Exercise task
Reproduce all the lines below exactly and omit the images.

* start Source data *

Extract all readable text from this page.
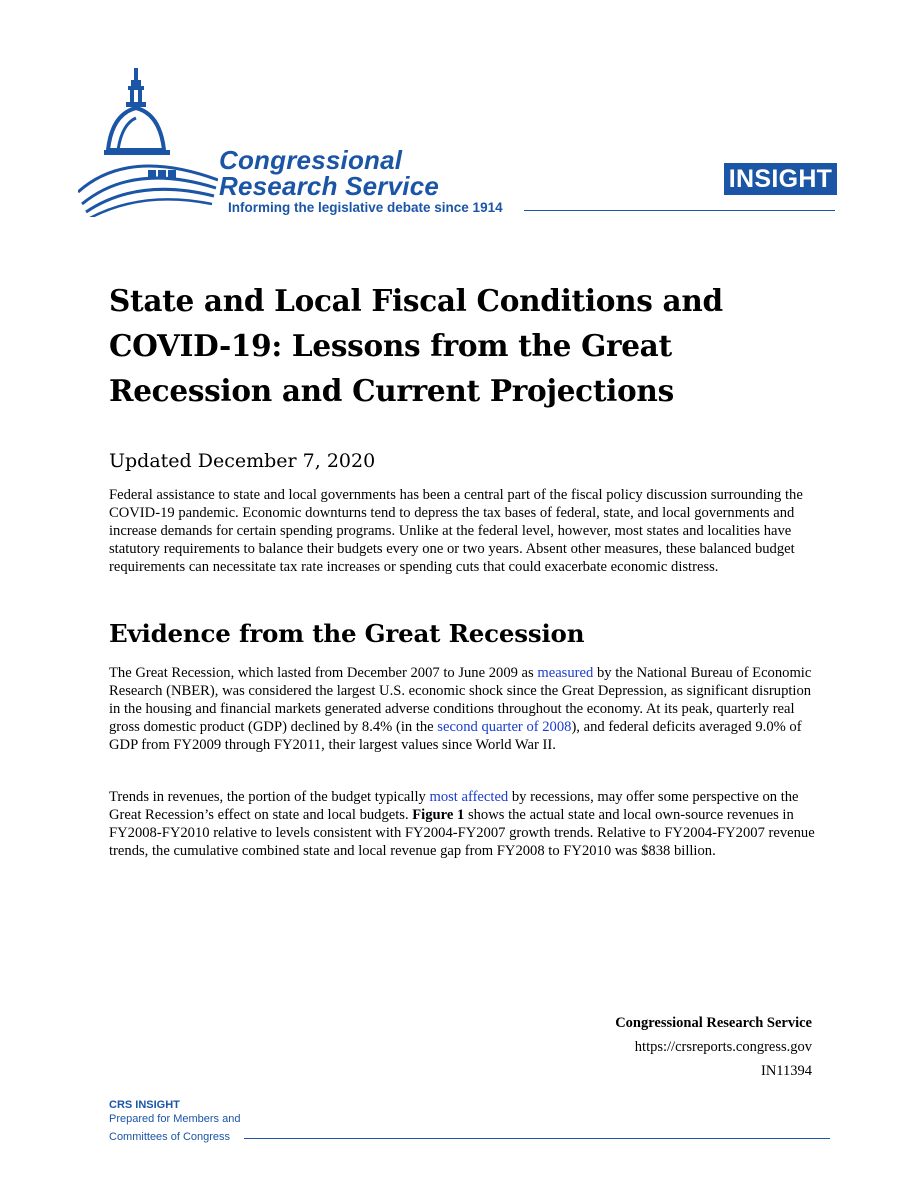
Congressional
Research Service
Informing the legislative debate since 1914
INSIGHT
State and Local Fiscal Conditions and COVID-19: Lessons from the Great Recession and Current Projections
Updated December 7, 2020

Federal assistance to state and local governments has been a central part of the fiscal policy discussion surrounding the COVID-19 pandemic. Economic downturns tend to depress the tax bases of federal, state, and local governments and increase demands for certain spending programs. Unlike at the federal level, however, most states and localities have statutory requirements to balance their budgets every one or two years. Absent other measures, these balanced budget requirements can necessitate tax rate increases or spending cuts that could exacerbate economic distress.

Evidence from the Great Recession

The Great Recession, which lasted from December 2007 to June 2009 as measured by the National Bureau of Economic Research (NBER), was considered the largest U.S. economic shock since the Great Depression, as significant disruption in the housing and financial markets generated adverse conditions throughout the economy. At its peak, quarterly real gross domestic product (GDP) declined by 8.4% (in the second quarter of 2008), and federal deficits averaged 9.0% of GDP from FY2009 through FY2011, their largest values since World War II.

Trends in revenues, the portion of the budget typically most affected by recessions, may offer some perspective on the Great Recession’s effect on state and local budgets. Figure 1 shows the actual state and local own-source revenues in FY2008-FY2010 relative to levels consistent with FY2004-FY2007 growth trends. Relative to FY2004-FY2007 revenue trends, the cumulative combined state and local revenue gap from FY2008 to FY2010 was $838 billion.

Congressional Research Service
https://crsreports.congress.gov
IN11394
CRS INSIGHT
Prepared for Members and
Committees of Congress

* end Source data *

Output below
Extract all readable text from this page.
Congressional
Research Service
Informing the legislative debate since 1914
INSIGHT
State and Local Fiscal Conditions and COVID-19: Lessons from the Great Recession and Current Projections
Updated December 7, 2020

Federal assistance to state and local governments has been a central part of the fiscal policy discussion surrounding the COVID-19 pandemic. Economic downturns tend to depress the tax bases of federal, state, and local governments and increase demands for certain spending programs. Unlike at the federal level, however, most states and localities have statutory requirements to balance their budgets every one or two years. Absent other measures, these balanced budget requirements can necessitate tax rate increases or spending cuts that could exacerbate economic distress.

Evidence from the Great Recession

The Great Recession, which lasted from December 2007 to June 2009 as measured by the National Bureau of Economic Research (NBER), was considered the largest U.S. economic shock since the Great Depression, as significant disruption in the housing and financial markets generated adverse conditions throughout the economy. At its peak, quarterly real gross domestic product (GDP) declined by 8.4% (in the second quarter of 2008), and federal deficits averaged 9.0% of GDP from FY2009 through FY2011, their largest values since World War II.

Trends in revenues, the portion of the budget typically most affected by recessions, may offer some perspective on the Great Recession’s effect on state and local budgets. Figure 1 shows the actual state and local own-source revenues in FY2008-FY2010 relative to levels consistent with FY2004-FY2007 growth trends. Relative to FY2004-FY2007 revenue trends, the cumulative combined state and local revenue gap from FY2008 to FY2010 was $838 billion.

Congressional Research Service
https://crsreports.congress.gov
IN11394
CRS INSIGHT
Prepared for Members and
Committees of Congress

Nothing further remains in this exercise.